> _THE RECORDS_:
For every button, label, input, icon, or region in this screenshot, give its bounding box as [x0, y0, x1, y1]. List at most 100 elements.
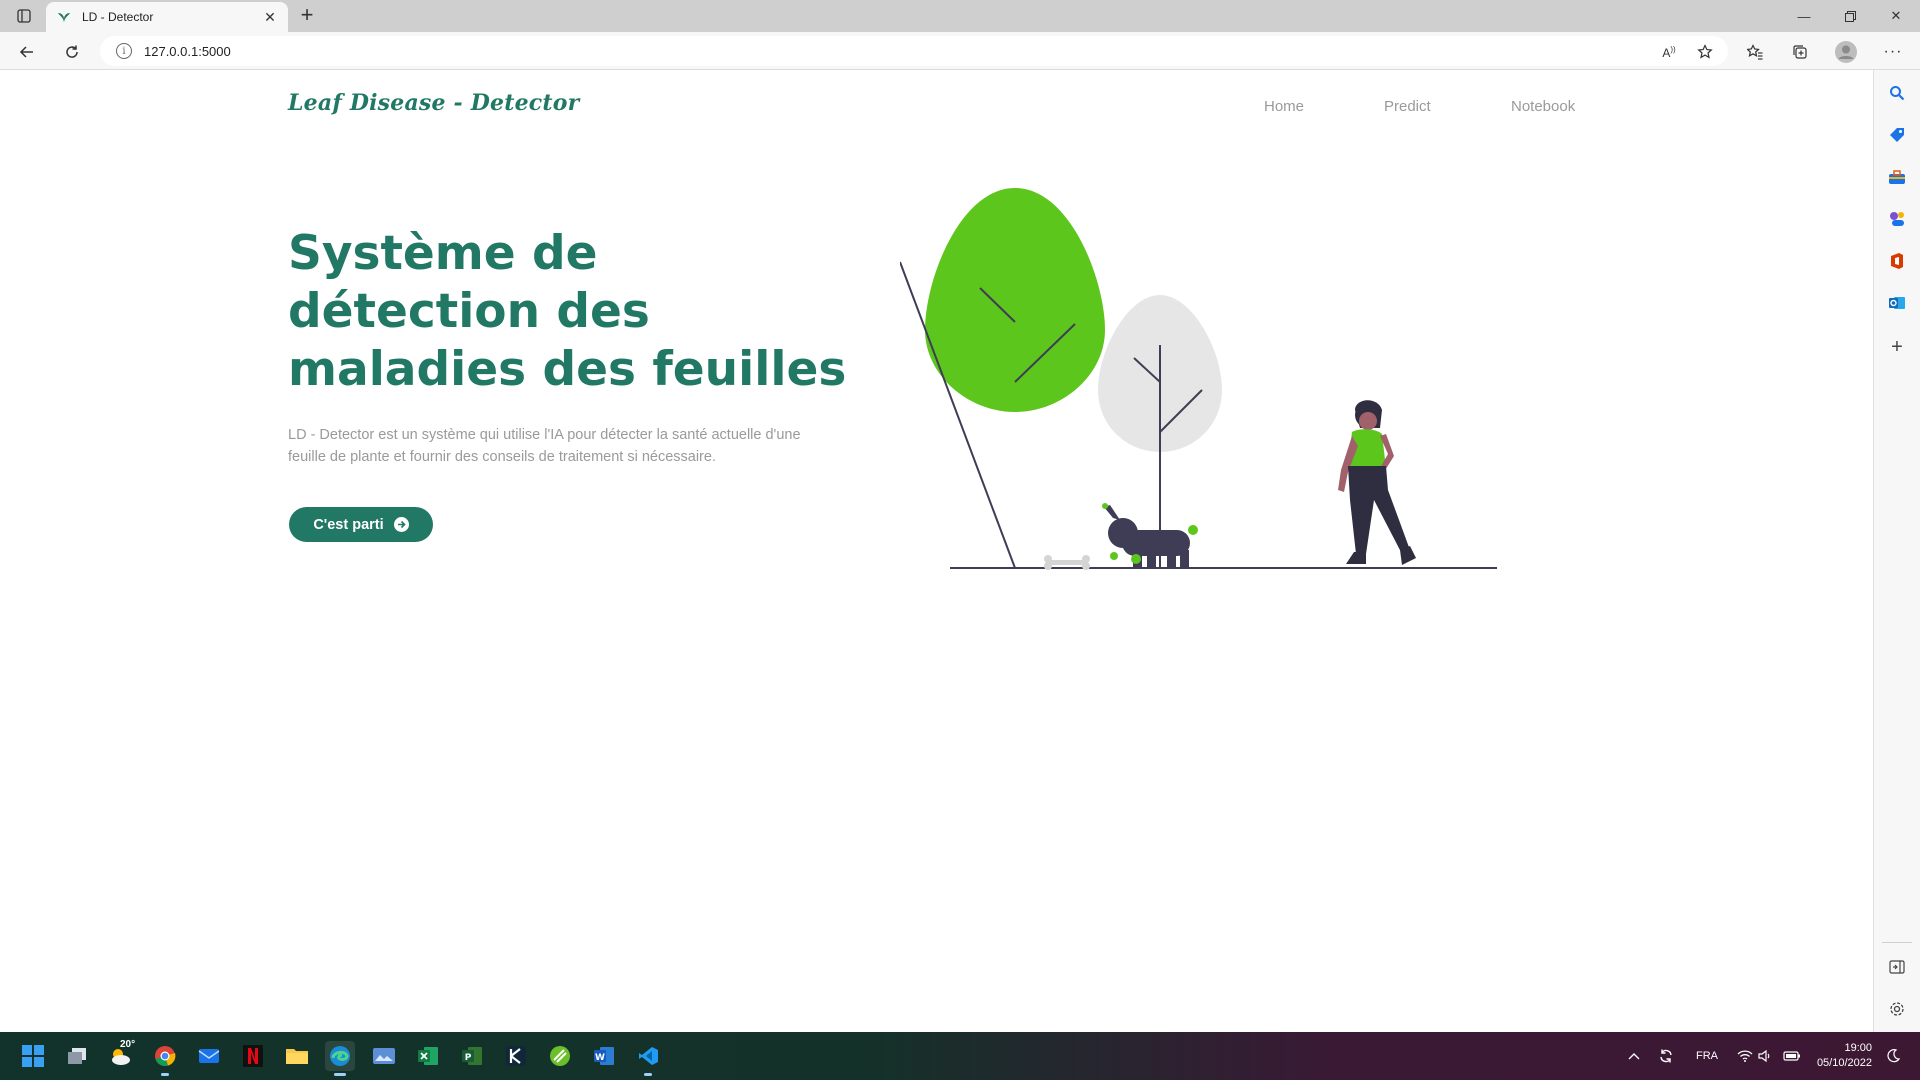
- vscode-icon: [639, 1047, 658, 1065]
- start-button[interactable]: [18, 1041, 48, 1071]
- chevron-up-icon: [1628, 1053, 1640, 1060]
- gear-icon: [1890, 1002, 1904, 1016]
- web-page: Leaf Disease - Detector Home Predict Not…: [0, 70, 1873, 1032]
- read-aloud-icon: A)): [1662, 44, 1676, 60]
- sidebar-settings-button[interactable]: [1886, 998, 1908, 1020]
- chrome-icon: [155, 1046, 176, 1066]
- task-view-button[interactable]: [62, 1041, 92, 1071]
- clock[interactable]: 19:00 05/10/2022: [1812, 1041, 1872, 1071]
- reload-icon: [66, 45, 78, 58]
- taskbar-photos[interactable]: [369, 1041, 399, 1071]
- site-info-icon[interactable]: i: [116, 43, 132, 59]
- shopping-tag-icon: [1890, 128, 1904, 142]
- svg-text:W: W: [595, 1053, 605, 1063]
- add-favorite-button[interactable]: [1692, 39, 1718, 65]
- taskbar-file-explorer[interactable]: [282, 1041, 312, 1071]
- new-tab-button[interactable]: +: [295, 4, 319, 28]
- speaker-icon: [1758, 1050, 1770, 1062]
- file-explorer-icon: [286, 1049, 308, 1064]
- close-window-button[interactable]: ✕: [1874, 0, 1918, 32]
- taskbar-word[interactable]: W: [589, 1041, 619, 1071]
- browser-tab[interactable]: LD - Detector ✕: [46, 2, 288, 32]
- kite-icon: [506, 1046, 526, 1066]
- taskbar-snap[interactable]: [545, 1041, 575, 1071]
- windows-taskbar: 20° P W FRA 19:00 05/10/2022: [0, 1032, 1920, 1080]
- weather-widget[interactable]: 20°: [106, 1039, 136, 1071]
- windows-logo-icon: [22, 1045, 44, 1067]
- minimize-button[interactable]: —: [1782, 0, 1826, 32]
- volume-button[interactable]: [1758, 1032, 1772, 1080]
- language-indicator[interactable]: FRA: [1696, 1032, 1718, 1080]
- settings-more-button[interactable]: ···: [1880, 39, 1906, 65]
- taskbar-vscode[interactable]: [633, 1041, 663, 1076]
- clock-date: 05/10/2022: [1816, 1057, 1872, 1069]
- running-indicator: [644, 1073, 652, 1076]
- nav-link-notebook[interactable]: Notebook: [1511, 98, 1575, 115]
- photos-icon: [373, 1048, 395, 1064]
- taskbar-edge[interactable]: [325, 1041, 355, 1076]
- site-logo[interactable]: Leaf Disease - Detector: [288, 90, 579, 116]
- green-tree-icon: [900, 188, 1105, 569]
- svg-text:P: P: [465, 1053, 472, 1063]
- sidebar-office-button[interactable]: [1886, 250, 1908, 272]
- sidebar-search-button[interactable]: [1886, 82, 1908, 104]
- excel-icon: [418, 1047, 438, 1065]
- hide-sidebar-button[interactable]: [1886, 956, 1908, 978]
- get-started-label: C'est parti: [313, 516, 384, 533]
- battery-button[interactable]: [1783, 1032, 1801, 1080]
- sync-icon: [1660, 1049, 1672, 1063]
- notifications-button[interactable]: [1886, 1032, 1900, 1080]
- project-icon: P: [462, 1047, 482, 1065]
- show-hidden-icons-button[interactable]: [1628, 1032, 1640, 1080]
- netflix-icon: [243, 1045, 263, 1067]
- word-icon: W: [594, 1047, 614, 1065]
- sync-status-button[interactable]: [1658, 1032, 1674, 1080]
- search-icon: [1890, 86, 1905, 101]
- wifi-button[interactable]: [1737, 1032, 1753, 1080]
- more-dots-icon: ···: [1883, 43, 1903, 60]
- nav-link-predict[interactable]: Predict: [1384, 98, 1431, 115]
- sidebar-tools-button[interactable]: [1886, 166, 1908, 188]
- hero-description: LD - Detector est un système qui utilise…: [288, 427, 801, 465]
- taskbar-chrome[interactable]: [150, 1041, 180, 1076]
- url-field[interactable]: i 127.0.0.1:5000: [100, 36, 1728, 66]
- favorites-icon: [1747, 44, 1763, 60]
- active-indicator: [334, 1073, 346, 1076]
- snap-icon: [550, 1046, 570, 1066]
- sidebar-outlook-button[interactable]: [1886, 292, 1908, 314]
- hide-sidebar-icon: [1889, 960, 1905, 974]
- back-button[interactable]: [14, 39, 40, 65]
- sidebar-games-button[interactable]: [1886, 208, 1908, 230]
- close-tab-icon[interactable]: ✕: [262, 9, 278, 25]
- running-indicator: [161, 1073, 169, 1076]
- taskbar-kite[interactable]: [501, 1041, 531, 1071]
- toolbox-icon: [1889, 170, 1905, 184]
- office-icon: [1891, 253, 1903, 269]
- get-started-button[interactable]: C'est parti: [289, 507, 433, 542]
- sidebar-add-button[interactable]: +: [1886, 336, 1908, 358]
- taskbar-mail[interactable]: [194, 1041, 224, 1071]
- plus-icon: +: [1891, 335, 1903, 358]
- collections-button[interactable]: [1787, 39, 1813, 65]
- taskbar-project[interactable]: P: [457, 1041, 487, 1071]
- hero-illustration: [900, 188, 1497, 570]
- restore-icon: [1844, 10, 1856, 22]
- restore-button[interactable]: [1828, 0, 1872, 32]
- taskbar-excel[interactable]: [413, 1041, 443, 1071]
- read-aloud-button[interactable]: A)): [1656, 39, 1682, 65]
- favorites-button[interactable]: [1742, 39, 1768, 65]
- taskbar-netflix[interactable]: [238, 1041, 268, 1071]
- weather-temp: 20°: [120, 1039, 136, 1050]
- nav-link-home[interactable]: Home: [1264, 98, 1304, 115]
- profile-button[interactable]: [1833, 39, 1859, 65]
- reload-button[interactable]: [59, 39, 85, 65]
- wifi-icon: [1737, 1050, 1753, 1062]
- moon-icon: [1887, 1049, 1900, 1063]
- arrow-right-circle-icon: [393, 517, 409, 532]
- task-view-icon: [68, 1048, 86, 1064]
- star-add-icon: [1697, 44, 1713, 59]
- mail-icon: [198, 1049, 220, 1063]
- hero-title: Système de détection des maladies des fe…: [288, 226, 847, 397]
- tab-actions-button[interactable]: [12, 6, 36, 26]
- sidebar-shopping-button[interactable]: [1886, 124, 1908, 146]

> _GIVEN INSTRUCTION_: Extract each row above that contains the string "link". Case counts.

> _EXERCISE OUTPUT_:
- nav-link-notebook[interactable]: Notebook: [1511, 98, 1575, 115]
- nav-link-predict[interactable]: Predict: [1384, 98, 1431, 115]
- nav-link-home[interactable]: Home: [1264, 98, 1304, 115]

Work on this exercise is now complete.